WHAT TO DO: Omit all pictures and give the records below again exactly as written.

── STORED DATA ──

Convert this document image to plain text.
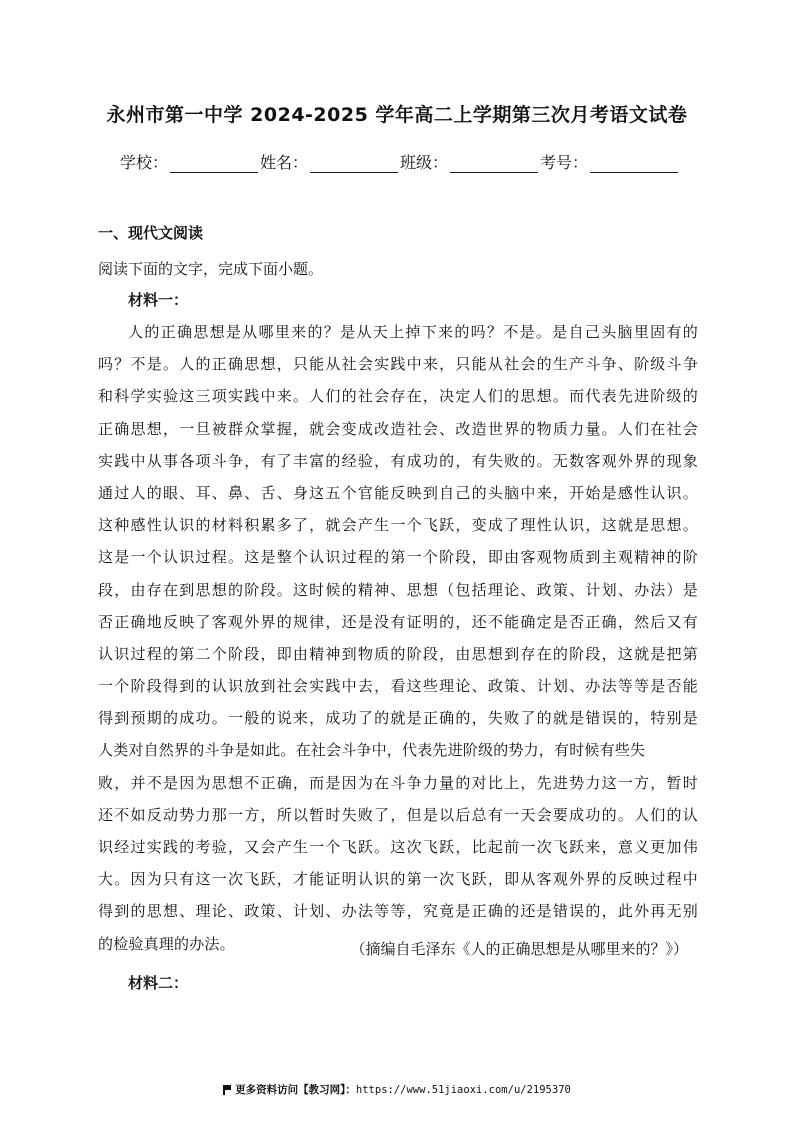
永州市第一中学 2024-2025 学年高二上学期第三次月考语文试卷
学校：	姓名：	班级：	考号：
一、现代文阅读
阅读下面的文字，完成下面小题。
材料一：
人的正确思想是从哪里来的？是从天上掉下来的吗？不是。是自己头脑里固有的
吗？不是。人的正确思想，只能从社会实践中来，只能从社会的生产斗争、阶级斗争
和科学实验这三项实践中来。人们的社会存在，决定人们的思想。而代表先进阶级的
正确思想，一旦被群众掌握，就会变成改造社会、改造世界的物质力量。人们在社会
实践中从事各项斗争，有了丰富的经验，有成功的，有失败的。无数客观外界的现象
通过人的眼、耳、鼻、舌、身这五个官能反映到自己的头脑中来，开始是感性认识。
这种感性认识的材料积累多了，就会产生一个飞跃，变成了理性认识，这就是思想。
这是一个认识过程。这是整个认识过程的第一个阶段，即由客观物质到主观精神的阶
段，由存在到思想的阶段。这时候的精神、思想（包括理论、政策、计划、办法）是
否正确地反映了客观外界的规律，还是没有证明的，还不能确定是否正确，然后又有
认识过程的第二个阶段，即由精神到物质的阶段，由思想到存在的阶段，这就是把第
一个阶段得到的认识放到社会实践中去，看这些理论、政策、计划、办法等等是否能
得到预期的成功。一般的说来，成功了的就是正确的，失败了的就是错误的，特别是
人类对自然界的斗争是如此。在社会斗争中，代表先进阶级的势力，有时候有些失
败，并不是因为思想不正确，而是因为在斗争力量的对比上，先进势力这一方，暂时
还不如反动势力那一方，所以暂时失败了，但是以后总有一天会要成功的。人们的认
识经过实践的考验，又会产生一个飞跃。这次飞跃，比起前一次飞跃来，意义更加伟
大。因为只有这一次飞跃，才能证明认识的第一次飞跃，即从客观外界的反映过程中
得到的思想、理论、政策、计划、办法等等，究竟是正确的还是错误的，此外再无别
的检验真理的办法。	（摘编自毛泽东《人的正确思想是从哪里来的？》）
材料二：
更多资料访问【教习网】：https://www.51jiaoxi.com/u/2195370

───

SOLUTION TO THIS EXERCISE:
Convert this document image to plain text.
永州市第一中学 2024-2025 学年高二上学期第三次月考语文试卷
学校：	姓名：	班级：	考号：
一、现代文阅读
阅读下面的文字，完成下面小题。
材料一：
人的正确思想是从哪里来的？是从天上掉下来的吗？不是。是自己头脑里固有的
吗？不是。人的正确思想，只能从社会实践中来，只能从社会的生产斗争、阶级斗争
和科学实验这三项实践中来。人们的社会存在，决定人们的思想。而代表先进阶级的
正确思想，一旦被群众掌握，就会变成改造社会、改造世界的物质力量。人们在社会
实践中从事各项斗争，有了丰富的经验，有成功的，有失败的。无数客观外界的现象
通过人的眼、耳、鼻、舌、身这五个官能反映到自己的头脑中来，开始是感性认识。
这种感性认识的材料积累多了，就会产生一个飞跃，变成了理性认识，这就是思想。
这是一个认识过程。这是整个认识过程的第一个阶段，即由客观物质到主观精神的阶
段，由存在到思想的阶段。这时候的精神、思想（包括理论、政策、计划、办法）是
否正确地反映了客观外界的规律，还是没有证明的，还不能确定是否正确，然后又有
认识过程的第二个阶段，即由精神到物质的阶段，由思想到存在的阶段，这就是把第
一个阶段得到的认识放到社会实践中去，看这些理论、政策、计划、办法等等是否能
得到预期的成功。一般的说来，成功了的就是正确的，失败了的就是错误的，特别是
人类对自然界的斗争是如此。在社会斗争中，代表先进阶级的势力，有时候有些失
败，并不是因为思想不正确，而是因为在斗争力量的对比上，先进势力这一方，暂时
还不如反动势力那一方，所以暂时失败了，但是以后总有一天会要成功的。人们的认
识经过实践的考验，又会产生一个飞跃。这次飞跃，比起前一次飞跃来，意义更加伟
大。因为只有这一次飞跃，才能证明认识的第一次飞跃，即从客观外界的反映过程中
得到的思想、理论、政策、计划、办法等等，究竟是正确的还是错误的，此外再无别
的检验真理的办法。	（摘编自毛泽东《人的正确思想是从哪里来的？》）
材料二：
更多资料访问【教习网】：https://www.51jiaoxi.com/u/2195370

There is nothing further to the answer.